The input:
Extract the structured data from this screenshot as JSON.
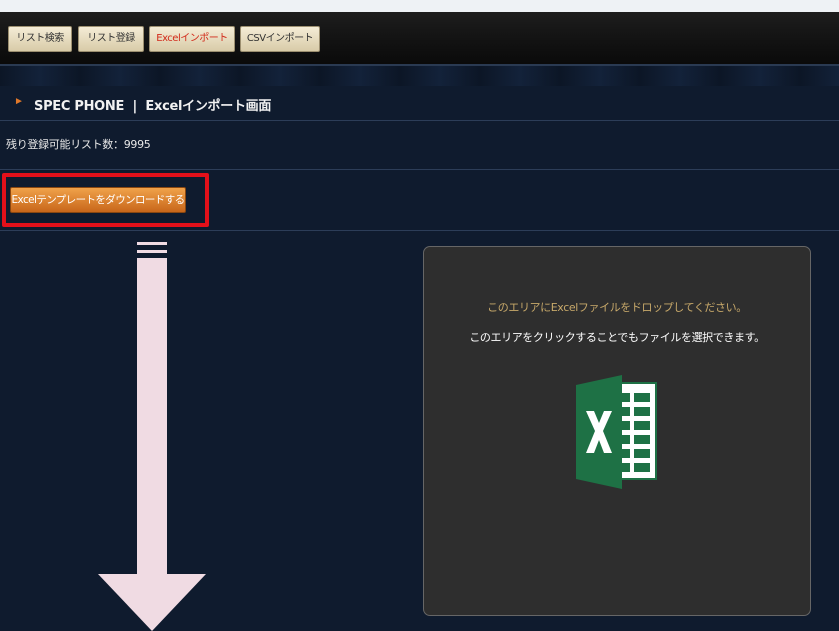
{
  "toolbar": {
    "buttons": [
      {
        "label": "リスト検索",
        "active": false
      },
      {
        "label": "リスト登録",
        "active": false
      },
      {
        "label": "Excelインポート",
        "active": true
      },
      {
        "label": "CSVインポート",
        "active": false
      }
    ]
  },
  "header": {
    "title": "SPEC PHONE  |  Excelインポート画面"
  },
  "info": {
    "remaining": "残り登録可能リスト数：9995"
  },
  "actions": {
    "download_template": "Excelテンプレートをダウンロードする"
  },
  "dropzone": {
    "line1": "このエリアにExcelファイルをドロップしてください。",
    "line2": "このエリアをクリックすることでもファイルを選択できます。",
    "icon": "excel-icon"
  },
  "colors": {
    "highlight": "#e3101a",
    "download_button": "#e0862e",
    "guide_arrow": "#f0dbe3",
    "excel_green": "#1e7145"
  }
}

Stated task: From the data above, copy out every line with the string "label" in it.

Final result:
        "label": "リスト検索",
        "label": "リスト登録",
        "label": "Excelインポート",
        "label": "CSVインポート",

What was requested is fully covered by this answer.